→ Exercise task
Look through the data for the string "Völs". Copy every line where it is found.

→ Provided information
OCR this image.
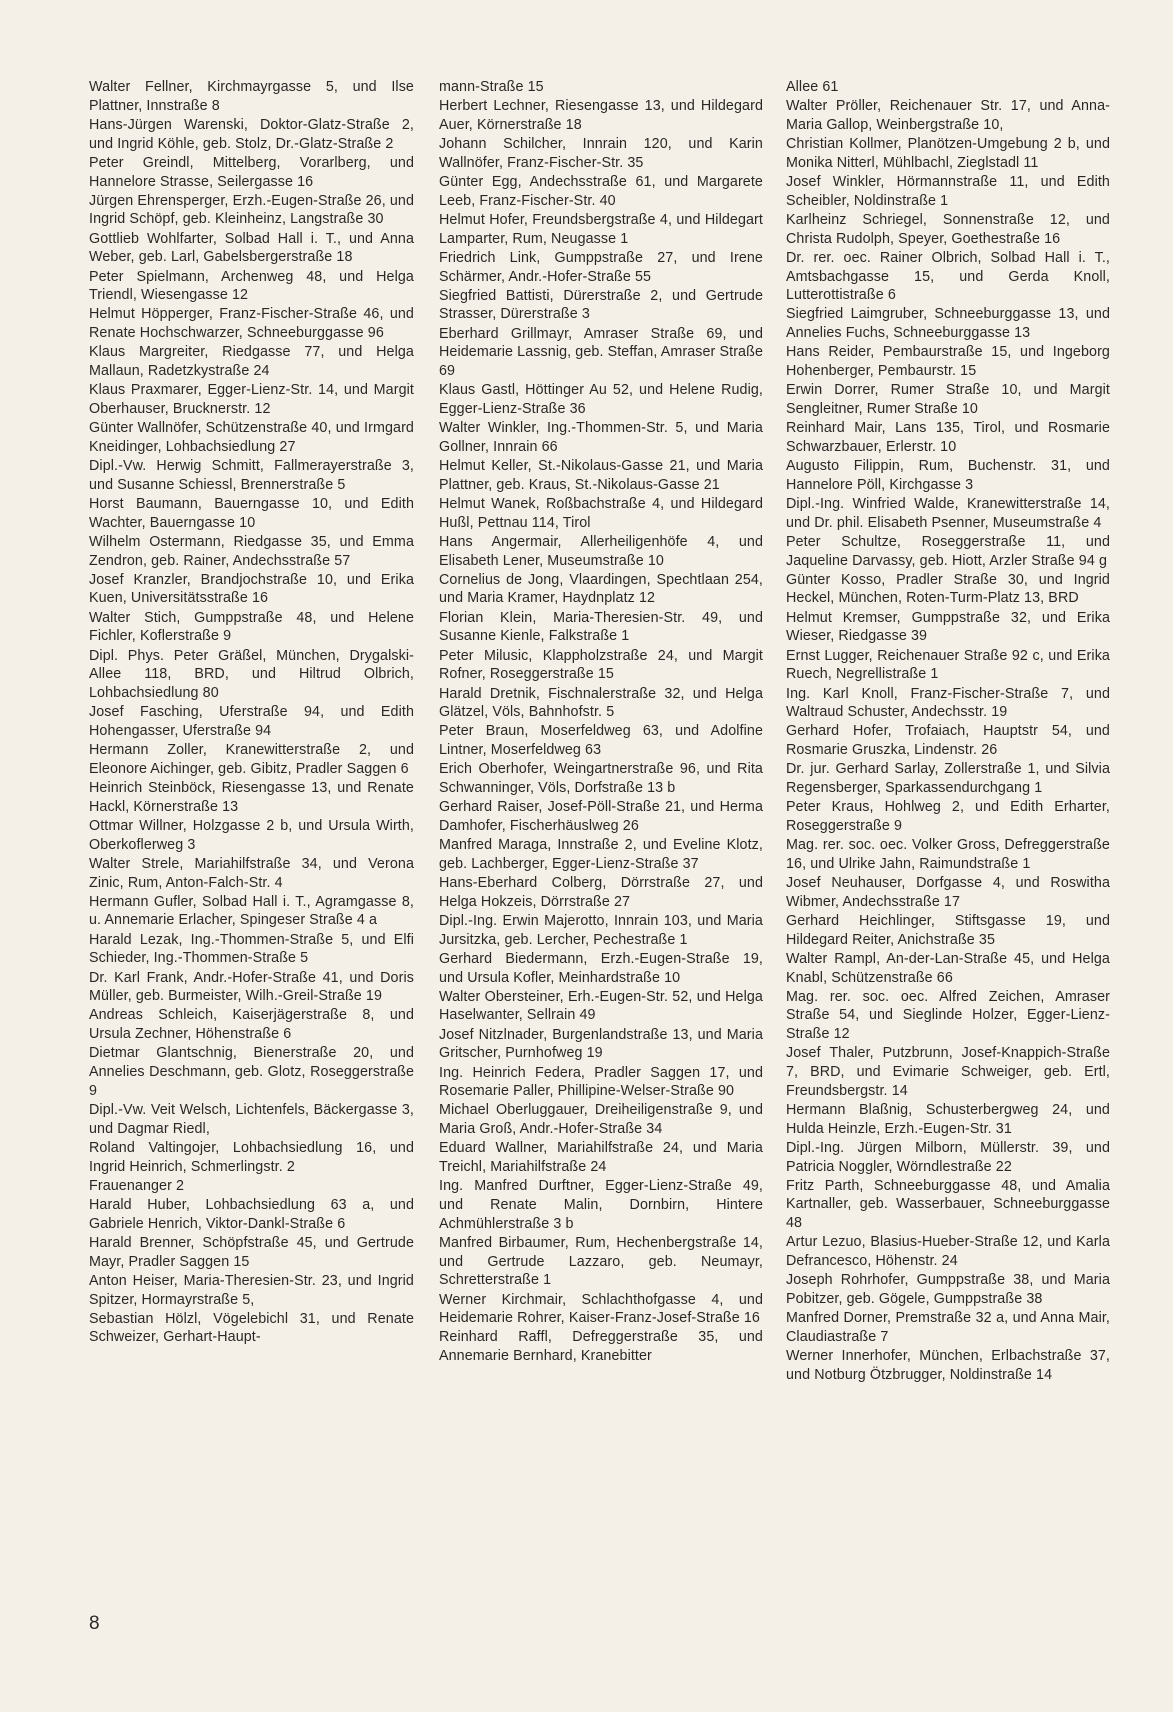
Walter Fellner, Kirchmayrgasse 5, und Ilse Plattner, Innstraße 8

Hans-Jürgen Warenski, Doktor-Glatz-Straße 2, und Ingrid Köhle, geb. Stolz, Dr.-Glatz-Straße 2

Peter Greindl, Mittelberg, Vorarlberg, und Hannelore Strasse, Seilergasse 16

Jürgen Ehrensperger, Erzh.-Eugen-Straße 26, und Ingrid Schöpf, geb. Kleinheinz, Langstraße 30

Gottlieb Wohlfarter, Solbad Hall i. T., und Anna Weber, geb. Larl, Gabelsbergerstraße 18

Peter Spielmann, Archenweg 48, und Helga Triendl, Wiesengasse 12

Helmut Höpperger, Franz-Fischer-Straße 46, und Renate Hochschwarzer, Schneeburggasse 96

Klaus Margreiter, Riedgasse 77, und Helga Mallaun, Radetzkystraße 24

Klaus Praxmarer, Egger-Lienz-Str. 14, und Margit Oberhauser, Brucknerstr. 12

Günter Wallnöfer, Schützenstraße 40, und Irmgard Kneidinger, Lohbachsiedlung 27

Dipl.-Vw. Herwig Schmitt, Fallmerayerstraße 3, und Susanne Schiessl, Brennerstraße 5

Horst Baumann, Bauerngasse 10, und Edith Wachter, Bauerngasse 10

Wilhelm Ostermann, Riedgasse 35, und Emma Zendron, geb. Rainer, Andechsstraße 57

Josef Kranzler, Brandjochstraße 10, und Erika Kuen, Universitätsstraße 16

Walter Stich, Gumppstraße 48, und Helene Fichler, Koflerstraße 9

Dipl. Phys. Peter Gräßel, München, Drygalski-Allee 118, BRD, und Hiltrud Olbrich, Lohbachsiedlung 80

Josef Fasching, Uferstraße 94, und Edith Hohengasser, Uferstraße 94

Hermann Zoller, Kranewitterstraße 2, und Eleonore Aichinger, geb. Gibitz, Pradler Saggen 6

Heinrich Steinböck, Riesengasse 13, und Renate Hackl, Körnerstraße 13

Ottmar Willner, Holzgasse 2 b, und Ursula Wirth, Oberkoflerweg 3

Walter Strele, Mariahilfstraße 34, und Verona Zinic, Rum, Anton-Falch-Str. 4

Hermann Gufler, Solbad Hall i. T., Agramgasse 8, u. Annemarie Erlacher, Spingeser Straße 4 a

Harald Lezak, Ing.-Thommen-Straße 5, und Elfi Schieder, Ing.-Thommen-Straße 5

Dr. Karl Frank, Andr.-Hofer-Straße 41, und Doris Müller, geb. Burmeister, Wilh.-Greil-Straße 19

Andreas Schleich, Kaiserjägerstraße 8, und Ursula Zechner, Höhenstraße 6

Dietmar Glantschnig, Bienerstraße 20, und Annelies Deschmann, geb. Glotz, Roseggerstraße 9

Dipl.-Vw. Veit Welsch, Lichtenfels, Bäckergasse 3, und Dagmar Riedl,

Roland Valtingojer, Lohbachsiedlung 16, und Ingrid Heinrich, Schmerlingstr. 2

Frauenanger 2

Harald Huber, Lohbachsiedlung 63 a, und Gabriele Henrich, Viktor-Dankl-Straße 6

Harald Brenner, Schöpfstraße 45, und Gertrude Mayr, Pradler Saggen 15

Anton Heiser, Maria-Theresien-Str. 23, und Ingrid Spitzer, Hormayrstraße 5,

Sebastian Hölzl, Vögelebichl 31, und Renate Schweizer, Gerhart-Haupt-

mann-Straße 15

Herbert Lechner, Riesengasse 13, und Hildegard Auer, Körnerstraße 18

Johann Schilcher, Innrain 120, und Karin Wallnöfer, Franz-Fischer-Str. 35

Günter Egg, Andechsstraße 61, und Margarete Leeb, Franz-Fischer-Str. 40

Helmut Hofer, Freundsbergstraße 4, und Hildegart Lamparter, Rum, Neugasse 1

Friedrich Link, Gumppstraße 27, und Irene Schärmer, Andr.-Hofer-Straße 55

Siegfried Battisti, Dürerstraße 2, und Gertrude Strasser, Dürerstraße 3

Eberhard Grillmayr, Amraser Straße 69, und Heidemarie Lassnig, geb. Steffan, Amraser Straße 69

Klaus Gastl, Höttinger Au 52, und Helene Rudig, Egger-Lienz-Straße 36

Walter Winkler, Ing.-Thommen-Str. 5, und Maria Gollner, Innrain 66

Helmut Keller, St.-Nikolaus-Gasse 21, und Maria Plattner, geb. Kraus, St.-Nikolaus-Gasse 21

Helmut Wanek, Roßbachstraße 4, und Hildegard Hußl, Pettnau 114, Tirol

Hans Angermair, Allerheiligenhöfe 4, und Elisabeth Lener, Museumstraße 10

Cornelius de Jong, Vlaardingen, Spechtlaan 254, und Maria Kramer, Haydnplatz 12

Florian Klein, Maria-Theresien-Str. 49, und Susanne Kienle, Falkstraße 1

Peter Milusic, Klappholzstraße 24, und Margit Rofner, Roseggerstraße 15

Harald Dretnik, Fischnalerstraße 32, und Helga Glätzel, Völs, Bahnhofstr. 5

Peter Braun, Moserfeldweg 63, und Adolfine Lintner, Moserfeldweg 63

Erich Oberhofer, Weingartnerstraße 96, und Rita Schwanninger, Völs, Dorfstraße 13 b

Gerhard Raiser, Josef-Pöll-Straße 21, und Herma Damhofer, Fischerhäuslweg 26

Manfred Maraga, Innstraße 2, und Eveline Klotz, geb. Lachberger, Egger-Lienz-Straße 37

Hans-Eberhard Colberg, Dörrstraße 27, und Helga Hokzeis, Dörrstraße 27

Dipl.-Ing. Erwin Majerotto, Innrain 103, und Maria Jursitzka, geb. Lercher, Pechestraße 1

Gerhard Biedermann, Erzh.-Eugen-Straße 19, und Ursula Kofler, Meinhardstraße 10

Walter Obersteiner, Erh.-Eugen-Str. 52, und Helga Haselwanter, Sellrain 49

Josef Nitzlnader, Burgenlandstraße 13, und Maria Gritscher, Purnhofweg 19

Ing. Heinrich Federa, Pradler Saggen 17, und Rosemarie Paller, Phillipine-Welser-Straße 90

Michael Oberluggauer, Dreiheiligenstraße 9, und Maria Groß, Andr.-Hofer-Straße 34

Eduard Wallner, Mariahilfstraße 24, und Maria Treichl, Mariahilfstraße 24

Ing. Manfred Durftner, Egger-Lienz-Straße 49, und Renate Malin, Dornbirn, Hintere Achmühlerstraße 3 b

Manfred Birbaumer, Rum, Hechenbergstraße 14, und Gertrude Lazzaro, geb. Neumayr, Schretterstraße 1

Werner Kirchmair, Schlachthofgasse 4, und Heidemarie Rohrer, Kaiser-Franz-Josef-Straße 16

Reinhard Raffl, Defreggerstraße 35, und Annemarie Bernhard, Kranebitter

Allee 61

Walter Pröller, Reichenauer Str. 17, und Anna-Maria Gallop, Weinbergstraße 10,

Christian Kollmer, Planötzen-Umgebung 2 b, und Monika Nitterl, Mühlbachl, Zieglstadl 11

Josef Winkler, Hörmannstraße 11, und Edith Scheibler, Noldinstraße 1

Karlheinz Schriegel, Sonnenstraße 12, und Christa Rudolph, Speyer, Goethestraße 16

Dr. rer. oec. Rainer Olbrich, Solbad Hall i. T., Amtsbachgasse 15, und Gerda Knoll, Lutterottistraße 6

Siegfried Laimgruber, Schneeburggasse 13, und Annelies Fuchs, Schneeburggasse 13

Hans Reider, Pembaurstraße 15, und Ingeborg Hohenberger, Pembaurstr. 15

Erwin Dorrer, Rumer Straße 10, und Margit Sengleitner, Rumer Straße 10

Reinhard Mair, Lans 135, Tirol, und Rosmarie Schwarzbauer, Erlerstr. 10

Augusto Filippin, Rum, Buchenstr. 31, und Hannelore Pöll, Kirchgasse 3

Dipl.-Ing. Winfried Walde, Kranewitterstraße 14, und Dr. phil. Elisabeth Psenner, Museumstraße 4

Peter Schultze, Roseggerstraße 11, und Jaqueline Darvassy, geb. Hiott, Arzler Straße 94 g

Günter Kosso, Pradler Straße 30, und Ingrid Heckel, München, Roten-Turm-Platz 13, BRD

Helmut Kremser, Gumppstraße 32, und Erika Wieser, Riedgasse 39

Ernst Lugger, Reichenauer Straße 92 c, und Erika Ruech, Negrellistraße 1

Ing. Karl Knoll, Franz-Fischer-Straße 7, und Waltraud Schuster, Andechsstr. 19

Gerhard Hofer, Trofaiach, Hauptstr 54, und Rosmarie Gruszka, Lindenstr. 26

Dr. jur. Gerhard Sarlay, Zollerstraße 1, und Silvia Regensberger, Sparkassendurchgang 1

Peter Kraus, Hohlweg 2, und Edith Erharter, Roseggerstraße 9

Mag. rer. soc. oec. Volker Gross, Defreggerstraße 16, und Ulrike Jahn, Raimundstraße 1

Josef Neuhauser, Dorfgasse 4, und Roswitha Wibmer, Andechsstraße 17

Gerhard Heichlinger, Stiftsgasse 19, und Hildegard Reiter, Anichstraße 35

Walter Rampl, An-der-Lan-Straße 45, und Helga Knabl, Schützenstraße 66

Mag. rer. soc. oec. Alfred Zeichen, Amraser Straße 54, und Sieglinde Holzer, Egger-Lienz-Straße 12

Josef Thaler, Putzbrunn, Josef-Knappich-Straße 7, BRD, und Evimarie Schweiger, geb. Ertl, Freundsbergstr. 14

Hermann Blaßnig, Schusterbergweg 24, und Hulda Heinzle, Erzh.-Eugen-Str. 31

Dipl.-Ing. Jürgen Milborn, Müllerstr. 39, und Patricia Noggler, Wörndlestraße 22

Fritz Parth, Schneeburggasse 48, und Amalia Kartnaller, geb. Wasserbauer, Schneeburggasse 48

Artur Lezuo, Blasius-Hueber-Straße 12, und Karla Defrancesco, Höhenstr. 24

Joseph Rohrhofer, Gumppstraße 38, und Maria Pobitzer, geb. Gögele, Gumppstraße 38

Manfred Dorner, Premstraße 32 a, und Anna Mair, Claudiastraße 7

Werner Innerhofer, München, Erlbachstraße 37, und Notburg Ötzbrugger, Noldinstraße 14

8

→ Complete answer
Harald Dretnik, Fischnalerstraße 32, und Helga Glätzel, Völs, Bahnhofstr. 5
Erich Oberhofer, Weingartnerstraße 96, und Rita Schwanninger, Völs, Dorfstraße 13 b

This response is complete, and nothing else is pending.